Disturbing London is an entertainment company founded by cousins Dumi Oburota and Tinie Tempah in 2006. Whilst operating primarily as a record label, the company also has arms in brand consultancy, artist management, event management, music publishing and fashion label. Co-founder Dumi Oburota was included in the 2019 edition of the Powerlist, ranking the 100 most influential Black Britons.

==Joint Venture with Parlophone==
In May 2018, it was announced that German-British record label Parlophone Records had signed 'an exclusive label partnership with Disturbing London,' with Parlophone co-president Mark Mitchell saying:

'It is a true joint venture, they will remain the A&R, the talent and artist relationship side. We'll amplify their A&R decisions through marketing, international and promotions around the globe.'

==Brand Collaborations==

===Nike===
In July 2012, Disturbing London collaborated with Nike to release a special edition Disturbing London x Nike Blazer Mid LR. Limited to 60 pairs, the shoes were distributed in six different locations across London with both Tinie Tempah and Nike giving out clues for fans to locate the shoes across their Twitter accounts.

- - - - -

■ Written request A: Repeat the records verbatim from their first line through the line containing "y-tick-label: 3 000 000 xyxy=(11,180,67,193)", including both of those lines.
The text above and the records that follow are independent of each other.

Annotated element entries
- - - - -

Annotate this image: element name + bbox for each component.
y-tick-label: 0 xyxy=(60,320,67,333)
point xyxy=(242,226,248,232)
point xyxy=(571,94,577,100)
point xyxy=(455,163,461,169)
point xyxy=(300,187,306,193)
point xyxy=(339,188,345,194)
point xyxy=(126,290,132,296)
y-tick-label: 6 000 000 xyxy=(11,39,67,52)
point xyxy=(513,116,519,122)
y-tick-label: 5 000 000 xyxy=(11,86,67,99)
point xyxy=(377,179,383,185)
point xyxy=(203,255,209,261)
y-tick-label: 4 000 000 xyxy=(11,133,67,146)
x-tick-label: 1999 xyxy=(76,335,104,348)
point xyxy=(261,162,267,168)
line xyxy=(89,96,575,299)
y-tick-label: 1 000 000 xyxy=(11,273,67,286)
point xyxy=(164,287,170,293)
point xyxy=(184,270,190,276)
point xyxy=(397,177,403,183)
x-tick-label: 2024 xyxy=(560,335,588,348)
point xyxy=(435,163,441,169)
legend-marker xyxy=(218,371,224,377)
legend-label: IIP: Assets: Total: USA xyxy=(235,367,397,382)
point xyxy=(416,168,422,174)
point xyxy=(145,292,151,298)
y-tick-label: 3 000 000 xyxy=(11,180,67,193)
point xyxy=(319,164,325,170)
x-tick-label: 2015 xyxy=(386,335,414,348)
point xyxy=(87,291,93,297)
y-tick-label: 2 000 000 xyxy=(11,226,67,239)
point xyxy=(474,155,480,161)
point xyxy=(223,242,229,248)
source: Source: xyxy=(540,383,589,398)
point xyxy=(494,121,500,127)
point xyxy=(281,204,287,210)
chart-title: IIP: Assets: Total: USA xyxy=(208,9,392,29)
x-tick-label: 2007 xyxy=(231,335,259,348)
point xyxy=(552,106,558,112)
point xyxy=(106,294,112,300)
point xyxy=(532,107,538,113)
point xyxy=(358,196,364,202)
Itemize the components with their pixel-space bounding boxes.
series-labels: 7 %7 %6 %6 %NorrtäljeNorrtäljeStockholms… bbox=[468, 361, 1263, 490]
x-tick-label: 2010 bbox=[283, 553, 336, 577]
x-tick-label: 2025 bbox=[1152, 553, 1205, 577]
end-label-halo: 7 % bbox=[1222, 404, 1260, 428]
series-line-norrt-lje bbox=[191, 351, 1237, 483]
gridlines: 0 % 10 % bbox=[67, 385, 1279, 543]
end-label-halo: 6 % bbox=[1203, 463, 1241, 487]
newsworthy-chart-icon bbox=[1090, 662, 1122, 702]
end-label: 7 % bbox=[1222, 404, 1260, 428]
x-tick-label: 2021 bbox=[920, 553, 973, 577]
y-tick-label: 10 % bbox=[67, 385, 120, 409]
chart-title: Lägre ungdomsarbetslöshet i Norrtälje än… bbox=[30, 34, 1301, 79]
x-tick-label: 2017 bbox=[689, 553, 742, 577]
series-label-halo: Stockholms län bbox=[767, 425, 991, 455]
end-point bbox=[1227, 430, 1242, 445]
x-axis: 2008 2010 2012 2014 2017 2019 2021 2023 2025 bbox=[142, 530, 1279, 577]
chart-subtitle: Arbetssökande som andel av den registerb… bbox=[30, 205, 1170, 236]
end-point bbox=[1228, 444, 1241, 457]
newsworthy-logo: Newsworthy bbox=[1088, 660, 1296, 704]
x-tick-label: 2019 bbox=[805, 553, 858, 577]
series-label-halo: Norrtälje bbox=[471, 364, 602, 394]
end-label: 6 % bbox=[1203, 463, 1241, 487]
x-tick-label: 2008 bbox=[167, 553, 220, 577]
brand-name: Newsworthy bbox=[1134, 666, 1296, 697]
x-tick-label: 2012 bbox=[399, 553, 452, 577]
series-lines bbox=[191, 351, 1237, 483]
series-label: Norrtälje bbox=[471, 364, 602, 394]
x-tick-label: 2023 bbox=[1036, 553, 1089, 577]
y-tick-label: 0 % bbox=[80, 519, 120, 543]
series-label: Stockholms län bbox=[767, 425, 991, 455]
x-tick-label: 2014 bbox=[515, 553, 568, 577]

- - - - -

■ Written request B: Transcribe the full text about the entertainment company Disturbing London word for word.

■ Full solution A:
Annotate this image: element name + bbox for each component.
y-tick-label: 0 xyxy=(60,320,67,333)
point xyxy=(242,226,248,232)
point xyxy=(571,94,577,100)
point xyxy=(455,163,461,169)
point xyxy=(300,187,306,193)
point xyxy=(339,188,345,194)
point xyxy=(126,290,132,296)
y-tick-label: 6 000 000 xyxy=(11,39,67,52)
point xyxy=(513,116,519,122)
y-tick-label: 5 000 000 xyxy=(11,86,67,99)
point xyxy=(377,179,383,185)
point xyxy=(203,255,209,261)
y-tick-label: 4 000 000 xyxy=(11,133,67,146)
x-tick-label: 1999 xyxy=(76,335,104,348)
point xyxy=(261,162,267,168)
line xyxy=(89,96,575,299)
y-tick-label: 1 000 000 xyxy=(11,273,67,286)
point xyxy=(164,287,170,293)
point xyxy=(184,270,190,276)
point xyxy=(397,177,403,183)
x-tick-label: 2024 xyxy=(560,335,588,348)
point xyxy=(435,163,441,169)
legend-marker xyxy=(218,371,224,377)
legend-label: IIP: Assets: Total: USA xyxy=(235,367,397,382)
point xyxy=(416,168,422,174)
point xyxy=(145,292,151,298)
y-tick-label: 3 000 000 xyxy=(11,180,67,193)

■ Full solution B:
Disturbing London is an entertainment company founded by cousins Dumi Oburota and Tinie Tempah in 2006. Whilst operating primarily as a record label, the company also has arms in brand consultancy, artist management, event management, music publishing and fashion label. Co-founder Dumi Oburota was included in the 2019 edition of the Powerlist, ranking the 100 most influential Black Britons.

==Joint Venture with Parlophone==
In May 2018, it was announced that German-British record label Parlophone Records had signed 'an exclusive label partnership with Disturbing London,' with Parlophone co-president Mark Mitchell saying:

'It is a true joint venture, they will remain the A&R, the talent and artist relationship side. We'll amplify their A&R decisions through marketing, international and promotions around the globe.'

==Brand Collaborations==

===Nike===
In July 2012, Disturbing London collaborated with Nike to release a special edition Disturbing London x Nike Blazer Mid LR. Limited to 60 pairs, the shoes were distributed in six different locations across London with both Tinie Tempah and Nike giving out clues for fans to locate the shoes across their Twitter accounts.